### [What the exercise asks]
Copy each line below in which the word "title" occurs.

### [Records provided]
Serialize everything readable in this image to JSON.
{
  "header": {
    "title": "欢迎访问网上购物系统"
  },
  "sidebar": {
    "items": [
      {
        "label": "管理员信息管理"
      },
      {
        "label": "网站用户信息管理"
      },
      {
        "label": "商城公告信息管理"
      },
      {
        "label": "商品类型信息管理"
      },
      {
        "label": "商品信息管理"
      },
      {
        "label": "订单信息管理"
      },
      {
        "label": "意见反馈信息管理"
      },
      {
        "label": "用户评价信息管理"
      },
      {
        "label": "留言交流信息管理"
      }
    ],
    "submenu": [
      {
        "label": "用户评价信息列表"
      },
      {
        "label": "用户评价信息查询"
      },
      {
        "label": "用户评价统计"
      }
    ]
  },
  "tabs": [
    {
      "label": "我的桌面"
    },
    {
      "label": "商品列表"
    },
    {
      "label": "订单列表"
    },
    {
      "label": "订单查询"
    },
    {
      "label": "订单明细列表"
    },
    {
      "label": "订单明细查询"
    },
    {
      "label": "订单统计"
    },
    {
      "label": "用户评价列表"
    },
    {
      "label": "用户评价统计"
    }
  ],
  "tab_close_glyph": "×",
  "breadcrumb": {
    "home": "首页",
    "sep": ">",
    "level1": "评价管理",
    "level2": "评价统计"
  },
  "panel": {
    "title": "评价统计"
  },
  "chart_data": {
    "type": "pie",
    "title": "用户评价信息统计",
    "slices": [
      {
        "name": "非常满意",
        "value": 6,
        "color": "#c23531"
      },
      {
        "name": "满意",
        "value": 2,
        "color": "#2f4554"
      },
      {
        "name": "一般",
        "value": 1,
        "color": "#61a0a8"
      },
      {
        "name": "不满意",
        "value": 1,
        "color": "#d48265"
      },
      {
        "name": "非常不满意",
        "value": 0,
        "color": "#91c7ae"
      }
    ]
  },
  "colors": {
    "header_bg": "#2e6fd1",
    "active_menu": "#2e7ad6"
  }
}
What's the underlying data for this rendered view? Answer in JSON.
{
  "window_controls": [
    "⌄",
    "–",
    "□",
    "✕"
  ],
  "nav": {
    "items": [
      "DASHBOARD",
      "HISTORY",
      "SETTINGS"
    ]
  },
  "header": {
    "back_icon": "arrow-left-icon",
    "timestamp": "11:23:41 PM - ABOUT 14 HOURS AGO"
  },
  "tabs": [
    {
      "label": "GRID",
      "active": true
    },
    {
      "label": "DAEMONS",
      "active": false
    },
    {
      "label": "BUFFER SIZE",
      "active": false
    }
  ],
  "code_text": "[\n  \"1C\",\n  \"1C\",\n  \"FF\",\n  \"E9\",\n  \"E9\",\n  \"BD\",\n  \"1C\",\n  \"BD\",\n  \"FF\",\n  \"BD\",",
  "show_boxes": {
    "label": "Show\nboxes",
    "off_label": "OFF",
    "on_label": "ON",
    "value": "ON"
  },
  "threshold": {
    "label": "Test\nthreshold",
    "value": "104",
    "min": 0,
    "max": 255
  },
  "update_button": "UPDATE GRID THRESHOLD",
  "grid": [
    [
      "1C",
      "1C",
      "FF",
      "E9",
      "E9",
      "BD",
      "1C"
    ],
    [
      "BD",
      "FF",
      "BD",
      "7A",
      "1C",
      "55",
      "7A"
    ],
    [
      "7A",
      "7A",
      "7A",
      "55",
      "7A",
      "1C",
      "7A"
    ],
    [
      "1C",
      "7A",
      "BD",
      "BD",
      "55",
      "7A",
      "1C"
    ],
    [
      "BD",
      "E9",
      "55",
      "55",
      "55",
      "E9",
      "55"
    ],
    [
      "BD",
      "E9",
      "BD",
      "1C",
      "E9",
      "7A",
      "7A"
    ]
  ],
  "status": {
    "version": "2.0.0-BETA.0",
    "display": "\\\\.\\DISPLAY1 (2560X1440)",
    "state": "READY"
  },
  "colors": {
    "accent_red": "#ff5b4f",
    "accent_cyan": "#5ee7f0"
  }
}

### [Task solution]
    "title": "欢迎访问网上购物系统"
    "title": "评价统计"
    "title": "用户评价信息统计",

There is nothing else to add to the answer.